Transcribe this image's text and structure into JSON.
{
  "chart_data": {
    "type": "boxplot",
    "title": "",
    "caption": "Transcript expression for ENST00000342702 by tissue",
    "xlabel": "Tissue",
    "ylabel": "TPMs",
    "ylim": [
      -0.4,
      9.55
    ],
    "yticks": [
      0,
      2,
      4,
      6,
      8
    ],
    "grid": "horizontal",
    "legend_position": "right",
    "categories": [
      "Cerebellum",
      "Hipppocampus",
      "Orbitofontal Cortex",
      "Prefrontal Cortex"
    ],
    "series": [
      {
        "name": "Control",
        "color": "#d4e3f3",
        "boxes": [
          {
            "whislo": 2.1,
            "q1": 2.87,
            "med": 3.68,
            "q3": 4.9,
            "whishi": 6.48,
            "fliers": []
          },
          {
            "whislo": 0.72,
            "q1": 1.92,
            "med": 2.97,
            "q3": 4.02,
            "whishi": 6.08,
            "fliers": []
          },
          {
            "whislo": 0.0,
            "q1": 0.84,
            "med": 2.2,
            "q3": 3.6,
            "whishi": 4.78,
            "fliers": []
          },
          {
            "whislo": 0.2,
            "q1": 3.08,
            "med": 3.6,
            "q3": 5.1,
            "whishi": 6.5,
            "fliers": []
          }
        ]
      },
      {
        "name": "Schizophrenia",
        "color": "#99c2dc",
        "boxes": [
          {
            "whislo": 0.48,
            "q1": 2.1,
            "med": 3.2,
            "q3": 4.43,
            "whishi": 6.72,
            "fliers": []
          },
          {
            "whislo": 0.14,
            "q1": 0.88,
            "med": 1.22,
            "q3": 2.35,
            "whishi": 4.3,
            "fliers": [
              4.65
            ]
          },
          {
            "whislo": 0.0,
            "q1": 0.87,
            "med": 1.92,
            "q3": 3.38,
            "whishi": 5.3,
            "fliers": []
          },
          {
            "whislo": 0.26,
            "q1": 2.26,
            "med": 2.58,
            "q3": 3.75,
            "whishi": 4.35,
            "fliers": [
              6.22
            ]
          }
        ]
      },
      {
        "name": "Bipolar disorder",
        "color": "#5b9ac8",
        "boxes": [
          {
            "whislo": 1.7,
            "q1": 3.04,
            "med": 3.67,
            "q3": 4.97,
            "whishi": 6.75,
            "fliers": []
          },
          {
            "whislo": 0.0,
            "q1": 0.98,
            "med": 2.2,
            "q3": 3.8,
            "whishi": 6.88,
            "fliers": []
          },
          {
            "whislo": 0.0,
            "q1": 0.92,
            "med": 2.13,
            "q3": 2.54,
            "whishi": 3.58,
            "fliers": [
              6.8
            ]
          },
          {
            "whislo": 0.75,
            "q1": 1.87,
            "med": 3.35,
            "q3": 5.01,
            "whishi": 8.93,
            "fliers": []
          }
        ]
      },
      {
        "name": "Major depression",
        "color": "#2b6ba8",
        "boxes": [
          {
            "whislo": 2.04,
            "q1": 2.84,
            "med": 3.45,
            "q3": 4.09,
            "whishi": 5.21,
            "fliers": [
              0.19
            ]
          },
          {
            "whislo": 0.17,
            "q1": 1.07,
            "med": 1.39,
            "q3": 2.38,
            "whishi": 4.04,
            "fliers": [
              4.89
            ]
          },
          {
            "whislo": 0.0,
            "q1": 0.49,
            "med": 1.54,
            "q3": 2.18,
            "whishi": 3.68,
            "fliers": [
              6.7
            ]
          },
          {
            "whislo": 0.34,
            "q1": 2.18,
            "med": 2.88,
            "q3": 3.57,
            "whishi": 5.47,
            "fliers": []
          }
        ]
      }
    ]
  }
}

=-=-=-=-=

▶ _Stated exercise_: Search the records for the word "Cortex" and copy every line where it occurs.

▶ _Task output_:
      "Orbitofontal Cortex",
      "Prefrontal Cortex"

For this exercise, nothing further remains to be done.